### 本文
人工知能(AI)については、3月22日に取上げたが、今日は、(その2)(人工知能は哲学的に危険、東大入試問題とAI) である。

先ずは、哲学者の岡本裕一朗氏は9月28日付けダイヤモンド・オンラインに寄稿した「なぜ人工知能は哲学的に危険なのか」を紹介しよう(▽は小見出し)。
・世界の哲学者はいま何を考えているのか――21世紀において進行するIT革命、バイオテクノロジーの進展、宗教への回帰などに現代の哲学者がいかに応答しているのかを解説する哲学者・岡本裕一朗氏による新連載です。いま世界が直面する課題から人類の未来の姿を哲学から考えます。9/9発売からたちまち重版出来の新刊『いま世界の哲学者が考えていること』よりそのエッセンスを紹介していきます。第8回は人工知能の発展が人類にもたらす影響を哲学の系譜の上に位置付けて解説します。
▽超知性としてのAIを哲学する
・人工知能の研究は、1950年代から始まり、過去2回のブームを経て、現在は第3段階に立っている、と言われています。過去2回のブームでは、あらかじめコンピュータに規則や推論、知識などを教え込み、そこから現実世界の具体的問題を解決しようと目ざしていました。 しかし、具体的な状況は、決して一律ではなく、例外もあれば、偶発的な出来事も生じます。日常生活での会話を考えてみれば分かりますが、現実はきわめて変化に富み、規則的に行われることがありません。とすれば、そもそも人間の知能に匹敵する人工知能を作製できるのか、と不審に思うでしょう。
・じっさい、アメリカの哲学者ヒューバート・ドレイファスは、早くも1970年代に『コンピュータには何ができないか』を書いて、「人工知能の限界」について次のように主張しました。 われわれは情報処理レベルにおカネと時間をこれ以上費やす前に、(中略)コンピュータ言語が人間の振舞いの分析に適切であるということを示唆しているのかどうかを問わなければならない。離散的、確定的で文脈に依存しない要素の、規則に支配された操作によって、人間理性を分析しつくすことはできるのだろうか。そもそもこの人工理性という目標に接近すること自体可能なのだろうか。いずれの問いの答えも「ノー」であるように思われる。

### 資料

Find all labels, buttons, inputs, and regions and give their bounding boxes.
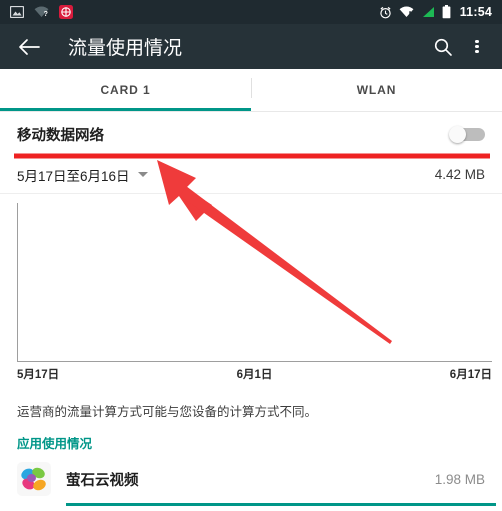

### 指示 1
本文のうち「人工知能の研究は、1950年代から始まり」で始まる段落を、主な事実を残して短くまとめること。
### 指示 2
本文について、次の問いに答えること。
(a) 岡本裕一朗氏の寄稿は、何月何日付けのどの媒体に載ったか。
(b) 人工知能の研究はいつ始まったとされているか。
(c) ヒューバート・ドレイファスが1970年代に書いた本の題名は何か。
### 指示 3
人工知能と哲学をめぐる本文の最後の一文に続けて、その先を書くこと。

### 作業結果 1
人工知能の研究は1950年代に始まり、2回のブームを経て、現在は第3段階にあるとされる。過去2回のブームでは、規則や推論、知識をあらかじめコンピュータに教え込み、現実の具体的問題を解決しようとした。しかし現実の状況は一律ではなく、例外や偶発的な出来事も起こる。日常会話のように、規則どおりには進まない。そのため、人間の知能に匹敵する人工知能がそもそも作れるのかという疑問が生じる。

### 作業結果 2
(a) 9月28日付けのダイヤモンド・オンライン
(b) 1950年代
(c) 『コンピュータには何ができないか』

### 作業結果 3
・しかし、今日、こうした状況が大きく変わろうとしています。たとえば、人間に代わって自動運転する車のニュースはご存じだと思いますが、これに搭載されているのが人工知能です。具体的な状況の多様な変化を見極め、即座に適切な対応を取ることができるようになったのです。そうでなければ、事故ばかり起こすことになりそうですが、そうした事故もほとんど起こることなく、周りの環境に柔軟に対処できるようになっています。
・あるいは、iPhoneをお持ちでしたら、「Siri」と呼ばれるアプリケーションを使われたことがあるでしょう。たとえば、自然言語で「△△を検索して」と話しかけると、それに対応する内容を答えてくれます。つまり、話している内容を理解して、それに応じた答えをしてくれるわけです。今のところ、幾分ぎこちないとはいえ、それでもある程度役に立ちます。このiPhoneに搭載されているのも人工知能です。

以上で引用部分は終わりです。